>> START

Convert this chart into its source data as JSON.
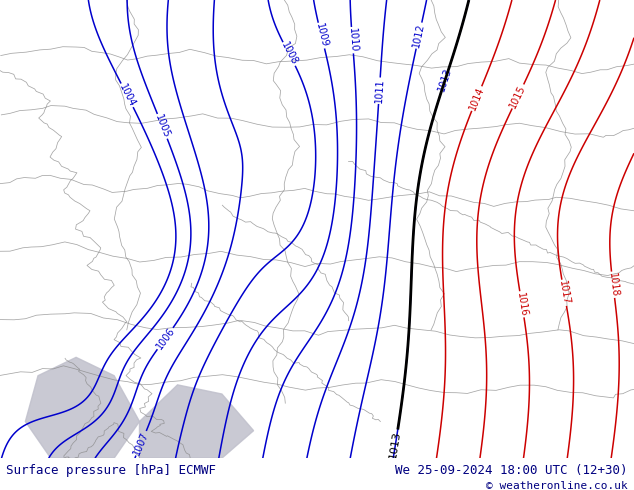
{
  "title_left": "Surface pressure [hPa] ECMWF",
  "title_right": "We 25-09-2024 18:00 UTC (12+30)",
  "copyright": "© weatheronline.co.uk",
  "bg_color": "#b0e87a",
  "sea_color": "#c0c0cc",
  "border_color": "#888888",
  "blue_contour_color": "#0000cc",
  "black_contour_color": "#000000",
  "red_contour_color": "#cc0000",
  "bottom_text_color": "#000080",
  "figsize": [
    6.34,
    4.9
  ],
  "dpi": 100
}
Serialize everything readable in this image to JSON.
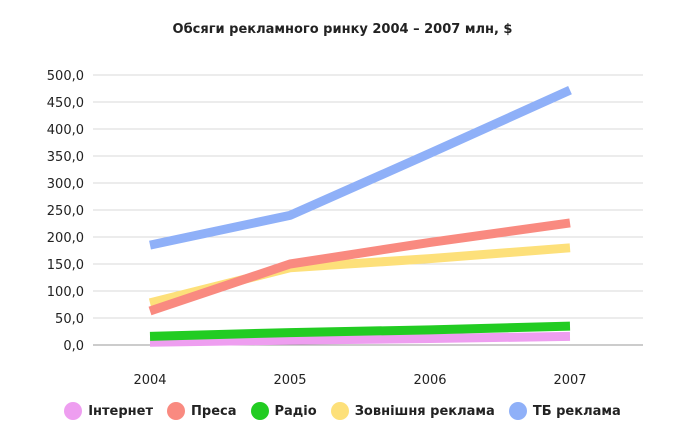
{
  "chart_data": {
    "type": "line",
    "title": "Обсяги рекламного ринку 2004 – 2007 млн, $",
    "xlabel": "",
    "ylabel": "",
    "categories": [
      "2004",
      "2005",
      "2006",
      "2007"
    ],
    "ylim": [
      0,
      500
    ],
    "yticks": [
      "0,0",
      "50,0",
      "100,0",
      "150,0",
      "200,0",
      "250,0",
      "300,0",
      "350,0",
      "400,0",
      "450,0",
      "500,0"
    ],
    "grid": true,
    "legend_position": "bottom",
    "series": [
      {
        "name": "Інтернет",
        "color": "#ee9ef0",
        "values": [
          5,
          9,
          12,
          16
        ]
      },
      {
        "name": "Преса",
        "color": "#f98a80",
        "values": [
          63,
          150,
          190,
          226
        ]
      },
      {
        "name": "Радіо",
        "color": "#22cc22",
        "values": [
          16,
          23,
          28,
          35
        ]
      },
      {
        "name": "Зовнішня реклама",
        "color": "#fde07a",
        "values": [
          78,
          143,
          160,
          180
        ]
      },
      {
        "name": "ТБ реклама",
        "color": "#8fb0f8",
        "values": [
          185,
          240,
          355,
          472
        ]
      }
    ]
  }
}
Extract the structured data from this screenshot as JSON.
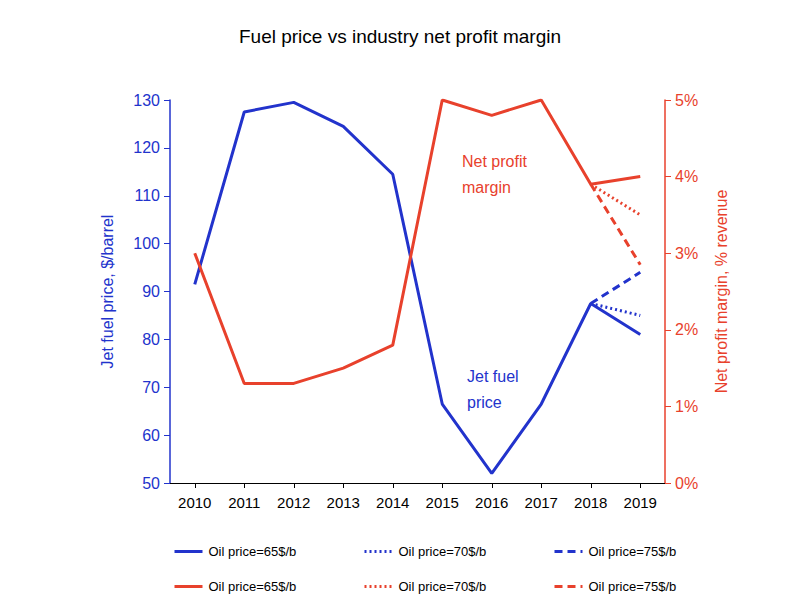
{
  "chart_data": {
    "type": "line",
    "title": "Fuel price vs industry net profit margin",
    "y_label": "Jet fuel price, $/barrel",
    "y2_label": "Net profit margin, % revenue",
    "categories": [
      "2010",
      "2011",
      "2012",
      "2013",
      "2014",
      "2015",
      "2016",
      "2017",
      "2018",
      "2019"
    ],
    "series": [
      {
        "name": "Oil price=65$/b",
        "color": "#2233cc",
        "line_style": "solid",
        "marker": "none",
        "values": [
          91.5,
          127.5,
          129.5,
          124.5,
          114.5,
          66.5,
          52,
          66.5,
          87.5,
          81
        ]
      },
      {
        "name": "Oil price=70$/b",
        "color": "#2233cc",
        "line_style": "dotted",
        "marker": "none",
        "values": [
          null,
          null,
          null,
          null,
          null,
          null,
          null,
          null,
          87.5,
          85
        ]
      },
      {
        "name": "Oil price=75$/b",
        "color": "#2233cc",
        "line_style": "dashed",
        "marker": "none",
        "values": [
          null,
          null,
          null,
          null,
          null,
          null,
          null,
          null,
          87.5,
          94
        ]
      },
      {
        "name": "Oil price=65$/b",
        "color": "#e8412c",
        "line_style": "solid",
        "marker": "none",
        "axis": "y2",
        "values": [
          3.0,
          1.3,
          1.3,
          1.5,
          1.8,
          5.0,
          4.8,
          5.0,
          3.9,
          4.0
        ]
      },
      {
        "name": "Oil price=70$/b",
        "color": "#e8412c",
        "line_style": "dotted",
        "marker": "none",
        "axis": "y2",
        "values": [
          null,
          null,
          null,
          null,
          null,
          null,
          null,
          null,
          3.9,
          3.5
        ]
      },
      {
        "name": "Oil price=75$/b",
        "color": "#e8412c",
        "line_style": "dashed",
        "marker": "none",
        "axis": "y2",
        "values": [
          null,
          null,
          null,
          null,
          null,
          null,
          null,
          null,
          3.9,
          2.85
        ]
      }
    ],
    "ylim": [
      50,
      130
    ],
    "yticks": [
      50,
      60,
      70,
      80,
      90,
      100,
      110,
      120,
      130
    ],
    "y2lim": [
      0,
      5
    ],
    "y2ticks": [
      {
        "value": 0,
        "label": "0%"
      },
      {
        "value": 1,
        "label": "1%"
      },
      {
        "value": 2,
        "label": "2%"
      },
      {
        "value": 3,
        "label": "3%"
      },
      {
        "value": 4,
        "label": "4%"
      },
      {
        "value": 5,
        "label": "5%"
      }
    ],
    "grid": false,
    "legend": "bottom",
    "annotations": [
      {
        "text": "Net profit\nmargin",
        "color": "#e8412c"
      },
      {
        "text": "Jet fuel\nprice",
        "color": "#2233cc"
      }
    ]
  }
}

>> END

**WHAT IS BEING ASKED:** Keep the pictures out of your copy, and repeat every entry above exactly.

**SOLVED EXERCISE:**
Convert this chart into its source data as JSON.
{
  "title_left": "Surface pressure [hPa] ECMWF",
  "title_right": "We 25-09-2024 18:00 UTC (12+30)",
  "copyright": "© weatheronline.co.uk",
  "bg_color": "#b0e87a",
  "sea_color": "#c0c0cc",
  "border_color": "#888888",
  "blue_contour_color": "#0000cc",
  "black_contour_color": "#000000",
  "red_contour_color": "#cc0000",
  "bottom_text_color": "#000080",
  "figsize": [
    6.34,
    4.9
  ],
  "dpi": 100
}
Serialize everything readable in this image to JSON.
{
  "chart_data": {
    "type": "line",
    "title": "Обсяги рекламного ринку 2004 – 2007 млн, $",
    "xlabel": "",
    "ylabel": "",
    "categories": [
      "2004",
      "2005",
      "2006",
      "2007"
    ],
    "ylim": [
      0,
      500
    ],
    "yticks": [
      "0,0",
      "50,0",
      "100,0",
      "150,0",
      "200,0",
      "250,0",
      "300,0",
      "350,0",
      "400,0",
      "450,0",
      "500,0"
    ],
    "grid": true,
    "legend_position": "bottom",
    "series": [
      {
        "name": "Інтернет",
        "color": "#ee9ef0",
        "values": [
          5,
          9,
          12,
          16
        ]
      },
      {
        "name": "Преса",
        "color": "#f98a80",
        "values": [
          63,
          150,
          190,
          226
        ]
      },
      {
        "name": "Радіо",
        "color": "#22cc22",
        "values": [
          16,
          23,
          28,
          35
        ]
      },
      {
        "name": "Зовнішня реклама",
        "color": "#fde07a",
        "values": [
          78,
          143,
          160,
          180
        ]
      },
      {
        "name": "ТБ реклама",
        "color": "#8fb0f8",
        "values": [
          185,
          240,
          355,
          472
        ]
      }
    ]
  }
}
Extract the structured data from this screenshot as JSON.
{
  "chart_data": {
    "type": "line",
    "title": "Fuel price vs industry net profit margin",
    "y_label": "Jet fuel price, $/barrel",
    "y2_label": "Net profit margin, % revenue",
    "categories": [
      "2010",
      "2011",
      "2012",
      "2013",
      "2014",
      "2015",
      "2016",
      "2017",
      "2018",
      "2019"
    ],
    "series": [
      {
        "name": "Oil price=65$/b",
        "color": "#2233cc",
        "line_style": "solid",
        "marker": "none",
        "values": [
          91.5,
          127.5,
          129.5,
          124.5,
          114.5,
          66.5,
          52,
          66.5,
          87.5,
          81
        ]
      },
      {
        "name": "Oil price=70$/b",
        "color": "#2233cc",
        "line_style": "dotted",
        "marker": "none",
        "values": [
          null,
          null,
          null,
          null,
          null,
          null,
          null,
          null,
          87.5,
          85
        ]
      },
      {
        "name": "Oil price=75$/b",
        "color": "#2233cc",
        "line_style": "dashed",
        "marker": "none",
        "values": [
          null,
          null,
          null,
          null,
          null,
          null,
          null,
          null,
          87.5,
          94
        ]
      },
      {
        "name": "Oil price=65$/b",
        "color": "#e8412c",
        "line_style": "solid",
        "marker": "none",
        "axis": "y2",
        "values": [
          3.0,
          1.3,
          1.3,
          1.5,
          1.8,
          5.0,
          4.8,
          5.0,
          3.9,
          4.0
        ]
      },
      {
        "name": "Oil price=70$/b",
        "color": "#e8412c",
        "line_style": "dotted",
        "marker": "none",
        "axis": "y2",
        "values": [
          null,
          null,
          null,
          null,
          null,
          null,
          null,
          null,
          3.9,
          3.5
        ]
      },
      {
        "name": "Oil price=75$/b",
        "color": "#e8412c",
        "line_style": "dashed",
        "marker": "none",
        "axis": "y2",
        "values": [
          null,
          null,
          null,
          null,
          null,
          null,
          null,
          null,
          3.9,
          2.85
        ]
      }
    ],
    "ylim": [
      50,
      130
    ],
    "yticks": [
      50,
      60,
      70,
      80,
      90,
      100,
      110,
      120,
      130
    ],
    "y2lim": [
      0,
      5
    ],
    "y2ticks": [
      {
        "value": 0,
        "label": "0%"
      },
      {
        "value": 1,
        "label": "1%"
      },
      {
        "value": 2,
        "label": "2%"
      },
      {
        "value": 3,
        "label": "3%"
      },
      {
        "value": 4,
        "label": "4%"
      },
      {
        "value": 5,
        "label": "5%"
      }
    ],
    "grid": false,
    "legend": "bottom",
    "annotations": [
      {
        "text": "Net profit\nmargin",
        "color": "#e8412c"
      },
      {
        "text": "Jet fuel\nprice",
        "color": "#2233cc"
      }
    ]
  }
}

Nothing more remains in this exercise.